> [SHORT EXERCISE]
Show all lines holding "Cycoloy".

> [EXCERPTED DATA]
[start]

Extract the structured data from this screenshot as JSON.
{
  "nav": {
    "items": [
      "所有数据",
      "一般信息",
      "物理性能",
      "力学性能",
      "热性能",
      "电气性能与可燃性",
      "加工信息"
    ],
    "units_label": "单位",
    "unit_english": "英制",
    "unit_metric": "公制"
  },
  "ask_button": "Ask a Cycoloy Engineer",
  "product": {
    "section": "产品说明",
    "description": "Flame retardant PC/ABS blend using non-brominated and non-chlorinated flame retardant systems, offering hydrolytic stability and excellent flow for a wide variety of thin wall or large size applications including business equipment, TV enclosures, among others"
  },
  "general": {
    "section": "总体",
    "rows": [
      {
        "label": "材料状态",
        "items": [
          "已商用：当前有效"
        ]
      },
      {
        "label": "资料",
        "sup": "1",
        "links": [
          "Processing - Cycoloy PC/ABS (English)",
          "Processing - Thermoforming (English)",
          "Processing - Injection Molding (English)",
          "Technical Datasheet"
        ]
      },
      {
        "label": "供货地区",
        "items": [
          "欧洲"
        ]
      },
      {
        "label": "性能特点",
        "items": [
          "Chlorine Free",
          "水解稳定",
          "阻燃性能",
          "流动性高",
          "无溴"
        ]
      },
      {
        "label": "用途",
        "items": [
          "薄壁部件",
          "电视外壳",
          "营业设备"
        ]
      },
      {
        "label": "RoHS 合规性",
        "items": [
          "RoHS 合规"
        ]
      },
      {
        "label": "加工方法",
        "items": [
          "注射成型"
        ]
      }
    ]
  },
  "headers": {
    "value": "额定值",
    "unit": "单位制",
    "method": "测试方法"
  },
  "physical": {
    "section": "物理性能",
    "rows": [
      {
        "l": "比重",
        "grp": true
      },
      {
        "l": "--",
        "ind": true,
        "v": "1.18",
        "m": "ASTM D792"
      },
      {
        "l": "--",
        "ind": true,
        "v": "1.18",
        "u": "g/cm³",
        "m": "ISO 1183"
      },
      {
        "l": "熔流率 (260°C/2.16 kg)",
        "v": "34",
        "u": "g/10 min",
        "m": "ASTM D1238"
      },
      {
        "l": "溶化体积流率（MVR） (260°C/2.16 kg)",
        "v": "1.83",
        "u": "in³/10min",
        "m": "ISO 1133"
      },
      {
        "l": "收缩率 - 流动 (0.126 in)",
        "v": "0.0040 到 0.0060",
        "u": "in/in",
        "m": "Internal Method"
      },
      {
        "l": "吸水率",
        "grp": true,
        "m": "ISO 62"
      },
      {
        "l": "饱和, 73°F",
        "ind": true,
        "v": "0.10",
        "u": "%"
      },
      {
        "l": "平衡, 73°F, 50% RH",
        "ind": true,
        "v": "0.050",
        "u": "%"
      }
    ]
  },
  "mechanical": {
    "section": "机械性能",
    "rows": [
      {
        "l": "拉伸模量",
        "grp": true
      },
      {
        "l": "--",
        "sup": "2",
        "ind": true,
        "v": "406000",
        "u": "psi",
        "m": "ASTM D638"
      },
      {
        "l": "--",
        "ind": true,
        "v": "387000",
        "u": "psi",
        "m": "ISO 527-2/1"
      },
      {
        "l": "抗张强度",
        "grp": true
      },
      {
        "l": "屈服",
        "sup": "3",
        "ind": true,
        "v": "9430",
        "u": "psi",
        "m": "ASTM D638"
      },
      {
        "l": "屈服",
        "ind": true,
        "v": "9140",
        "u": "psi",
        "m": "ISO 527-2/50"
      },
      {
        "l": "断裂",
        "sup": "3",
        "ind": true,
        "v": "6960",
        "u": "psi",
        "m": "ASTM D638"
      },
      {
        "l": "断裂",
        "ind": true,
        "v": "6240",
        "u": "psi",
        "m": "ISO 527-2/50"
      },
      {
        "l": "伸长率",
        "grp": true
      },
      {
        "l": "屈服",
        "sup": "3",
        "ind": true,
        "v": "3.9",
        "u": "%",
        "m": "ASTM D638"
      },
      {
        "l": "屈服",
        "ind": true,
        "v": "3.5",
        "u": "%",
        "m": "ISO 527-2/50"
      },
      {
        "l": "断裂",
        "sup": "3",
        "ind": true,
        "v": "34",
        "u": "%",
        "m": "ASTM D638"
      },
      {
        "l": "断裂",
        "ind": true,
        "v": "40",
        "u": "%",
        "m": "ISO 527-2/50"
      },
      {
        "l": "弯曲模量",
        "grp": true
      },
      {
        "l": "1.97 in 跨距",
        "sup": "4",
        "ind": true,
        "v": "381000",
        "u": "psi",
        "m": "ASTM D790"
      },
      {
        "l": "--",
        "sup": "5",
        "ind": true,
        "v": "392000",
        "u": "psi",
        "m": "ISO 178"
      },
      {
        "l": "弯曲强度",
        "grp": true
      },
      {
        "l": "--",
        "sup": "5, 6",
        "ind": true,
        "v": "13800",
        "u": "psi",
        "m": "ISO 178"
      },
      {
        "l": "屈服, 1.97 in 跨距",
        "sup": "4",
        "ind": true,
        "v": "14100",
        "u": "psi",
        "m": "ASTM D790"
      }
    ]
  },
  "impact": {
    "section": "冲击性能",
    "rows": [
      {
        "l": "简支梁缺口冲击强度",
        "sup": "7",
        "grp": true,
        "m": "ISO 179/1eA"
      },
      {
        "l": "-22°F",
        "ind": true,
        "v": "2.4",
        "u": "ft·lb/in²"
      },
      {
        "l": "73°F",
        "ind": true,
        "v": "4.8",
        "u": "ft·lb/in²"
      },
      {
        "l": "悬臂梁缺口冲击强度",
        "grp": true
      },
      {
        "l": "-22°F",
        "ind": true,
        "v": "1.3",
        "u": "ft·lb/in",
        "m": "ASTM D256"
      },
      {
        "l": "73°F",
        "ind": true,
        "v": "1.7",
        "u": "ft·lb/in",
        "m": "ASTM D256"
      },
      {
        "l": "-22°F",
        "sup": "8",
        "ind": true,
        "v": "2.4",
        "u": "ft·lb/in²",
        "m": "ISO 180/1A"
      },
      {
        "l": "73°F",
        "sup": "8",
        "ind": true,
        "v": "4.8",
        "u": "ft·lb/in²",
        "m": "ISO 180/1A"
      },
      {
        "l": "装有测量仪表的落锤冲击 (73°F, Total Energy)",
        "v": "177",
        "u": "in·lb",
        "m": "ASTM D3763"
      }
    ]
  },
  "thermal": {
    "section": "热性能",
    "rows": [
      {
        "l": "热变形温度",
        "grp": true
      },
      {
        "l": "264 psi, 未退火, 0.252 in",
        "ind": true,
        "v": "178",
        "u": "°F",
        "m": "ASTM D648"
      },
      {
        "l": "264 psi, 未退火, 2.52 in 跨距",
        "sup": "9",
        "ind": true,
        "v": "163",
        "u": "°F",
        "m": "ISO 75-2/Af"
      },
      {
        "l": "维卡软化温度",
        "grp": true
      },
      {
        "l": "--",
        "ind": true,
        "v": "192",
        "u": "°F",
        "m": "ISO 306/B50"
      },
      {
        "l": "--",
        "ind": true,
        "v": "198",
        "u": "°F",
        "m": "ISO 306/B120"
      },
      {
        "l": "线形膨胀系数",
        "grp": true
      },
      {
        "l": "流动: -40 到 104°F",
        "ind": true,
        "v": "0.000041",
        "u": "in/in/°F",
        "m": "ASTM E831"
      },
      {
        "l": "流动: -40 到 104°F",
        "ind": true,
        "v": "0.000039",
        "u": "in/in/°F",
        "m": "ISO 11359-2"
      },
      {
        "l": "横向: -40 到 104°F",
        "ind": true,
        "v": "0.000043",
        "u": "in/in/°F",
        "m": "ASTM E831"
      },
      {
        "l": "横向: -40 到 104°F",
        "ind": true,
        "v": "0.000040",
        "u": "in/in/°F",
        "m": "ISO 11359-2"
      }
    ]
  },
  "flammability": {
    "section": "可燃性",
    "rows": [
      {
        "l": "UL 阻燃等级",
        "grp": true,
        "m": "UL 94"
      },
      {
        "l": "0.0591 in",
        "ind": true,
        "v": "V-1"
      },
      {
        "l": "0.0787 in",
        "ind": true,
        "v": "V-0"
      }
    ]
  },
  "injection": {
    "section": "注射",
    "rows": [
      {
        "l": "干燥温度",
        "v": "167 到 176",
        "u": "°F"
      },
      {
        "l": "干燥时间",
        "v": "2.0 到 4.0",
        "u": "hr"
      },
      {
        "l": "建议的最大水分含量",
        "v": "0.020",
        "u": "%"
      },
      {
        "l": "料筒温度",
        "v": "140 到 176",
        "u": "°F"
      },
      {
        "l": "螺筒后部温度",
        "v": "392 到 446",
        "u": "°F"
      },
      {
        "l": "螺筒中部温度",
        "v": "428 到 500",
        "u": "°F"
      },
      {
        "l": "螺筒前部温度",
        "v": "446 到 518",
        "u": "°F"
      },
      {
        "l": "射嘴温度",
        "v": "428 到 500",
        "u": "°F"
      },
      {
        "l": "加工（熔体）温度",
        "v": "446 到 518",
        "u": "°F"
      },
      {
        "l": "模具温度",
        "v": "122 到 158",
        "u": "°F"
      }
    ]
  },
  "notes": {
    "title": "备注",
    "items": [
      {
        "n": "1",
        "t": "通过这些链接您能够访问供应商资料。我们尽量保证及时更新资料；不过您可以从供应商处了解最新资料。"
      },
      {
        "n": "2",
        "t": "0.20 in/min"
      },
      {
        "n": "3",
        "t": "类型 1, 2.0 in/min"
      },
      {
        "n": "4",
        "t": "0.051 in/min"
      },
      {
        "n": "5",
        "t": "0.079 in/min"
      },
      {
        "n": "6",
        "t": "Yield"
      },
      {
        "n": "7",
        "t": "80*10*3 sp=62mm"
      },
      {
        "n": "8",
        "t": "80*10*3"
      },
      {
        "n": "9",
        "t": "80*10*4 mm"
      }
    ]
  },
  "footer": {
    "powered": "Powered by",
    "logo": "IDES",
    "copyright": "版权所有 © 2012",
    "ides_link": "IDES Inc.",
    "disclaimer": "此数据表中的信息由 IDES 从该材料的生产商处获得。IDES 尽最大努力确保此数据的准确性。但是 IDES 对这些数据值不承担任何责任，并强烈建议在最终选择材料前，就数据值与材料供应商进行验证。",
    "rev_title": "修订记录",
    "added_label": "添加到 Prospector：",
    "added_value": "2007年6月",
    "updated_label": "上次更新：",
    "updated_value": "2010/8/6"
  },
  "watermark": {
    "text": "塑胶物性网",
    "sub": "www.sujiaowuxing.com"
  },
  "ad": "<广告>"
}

[end]

> [WRITTEN ANSWER]
  "ask_button": "Ask a Cycoloy Engineer",
          "Processing - Cycoloy PC/ABS (English)",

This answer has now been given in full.